══ EXTRACTED RECORDS
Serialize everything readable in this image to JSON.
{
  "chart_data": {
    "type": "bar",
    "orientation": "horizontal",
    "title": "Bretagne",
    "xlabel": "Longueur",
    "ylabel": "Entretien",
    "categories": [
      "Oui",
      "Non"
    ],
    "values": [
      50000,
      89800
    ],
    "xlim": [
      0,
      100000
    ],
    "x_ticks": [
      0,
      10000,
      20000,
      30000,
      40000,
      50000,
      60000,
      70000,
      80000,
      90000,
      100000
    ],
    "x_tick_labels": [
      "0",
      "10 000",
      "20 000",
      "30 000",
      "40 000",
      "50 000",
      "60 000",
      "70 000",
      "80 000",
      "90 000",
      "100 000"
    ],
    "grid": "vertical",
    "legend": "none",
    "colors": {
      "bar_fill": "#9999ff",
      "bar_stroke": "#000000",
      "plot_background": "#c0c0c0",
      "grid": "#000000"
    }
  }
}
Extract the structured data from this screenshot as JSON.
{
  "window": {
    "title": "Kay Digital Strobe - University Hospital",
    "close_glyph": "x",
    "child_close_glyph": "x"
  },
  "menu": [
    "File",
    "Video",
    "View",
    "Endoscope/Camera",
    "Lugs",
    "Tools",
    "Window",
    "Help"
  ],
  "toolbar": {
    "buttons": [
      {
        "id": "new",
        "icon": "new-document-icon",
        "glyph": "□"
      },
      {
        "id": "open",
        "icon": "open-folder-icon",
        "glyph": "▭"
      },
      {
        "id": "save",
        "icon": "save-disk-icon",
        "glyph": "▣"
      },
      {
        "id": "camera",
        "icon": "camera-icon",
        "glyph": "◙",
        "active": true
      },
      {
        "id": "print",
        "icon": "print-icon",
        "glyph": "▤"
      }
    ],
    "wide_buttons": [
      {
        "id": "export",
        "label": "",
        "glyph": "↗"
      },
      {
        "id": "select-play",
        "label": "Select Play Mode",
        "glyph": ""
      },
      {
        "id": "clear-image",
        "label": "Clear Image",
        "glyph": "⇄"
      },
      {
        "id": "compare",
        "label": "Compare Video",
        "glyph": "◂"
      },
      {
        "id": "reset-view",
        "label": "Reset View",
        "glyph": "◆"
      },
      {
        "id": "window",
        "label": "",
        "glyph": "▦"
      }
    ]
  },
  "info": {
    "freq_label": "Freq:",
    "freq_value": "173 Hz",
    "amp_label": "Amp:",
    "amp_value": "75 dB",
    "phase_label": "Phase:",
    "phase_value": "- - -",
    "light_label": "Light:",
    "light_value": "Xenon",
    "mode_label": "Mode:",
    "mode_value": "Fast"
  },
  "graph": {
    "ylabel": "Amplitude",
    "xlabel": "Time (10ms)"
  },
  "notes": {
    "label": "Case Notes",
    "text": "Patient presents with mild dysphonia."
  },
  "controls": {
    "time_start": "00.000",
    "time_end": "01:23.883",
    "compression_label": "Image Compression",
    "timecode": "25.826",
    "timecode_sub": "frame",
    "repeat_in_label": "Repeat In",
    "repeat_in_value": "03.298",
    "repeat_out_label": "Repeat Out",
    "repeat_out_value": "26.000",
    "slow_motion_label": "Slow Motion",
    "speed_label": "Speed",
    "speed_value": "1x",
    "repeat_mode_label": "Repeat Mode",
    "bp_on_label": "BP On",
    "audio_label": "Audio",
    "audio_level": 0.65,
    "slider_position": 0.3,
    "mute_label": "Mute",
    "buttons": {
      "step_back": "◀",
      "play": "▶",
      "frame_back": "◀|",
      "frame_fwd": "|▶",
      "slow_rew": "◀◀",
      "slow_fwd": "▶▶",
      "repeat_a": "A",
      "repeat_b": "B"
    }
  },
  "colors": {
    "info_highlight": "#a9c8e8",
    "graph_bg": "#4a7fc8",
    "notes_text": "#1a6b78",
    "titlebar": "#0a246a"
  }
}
════
▶ PROBLEM TO SOLVE
Copy every line of the entries above in which "JSON" occurs.

▶ WRITTEN SOLUTION
Serialize everything readable in this image to JSON.
Extract the structured data from this screenshot as JSON.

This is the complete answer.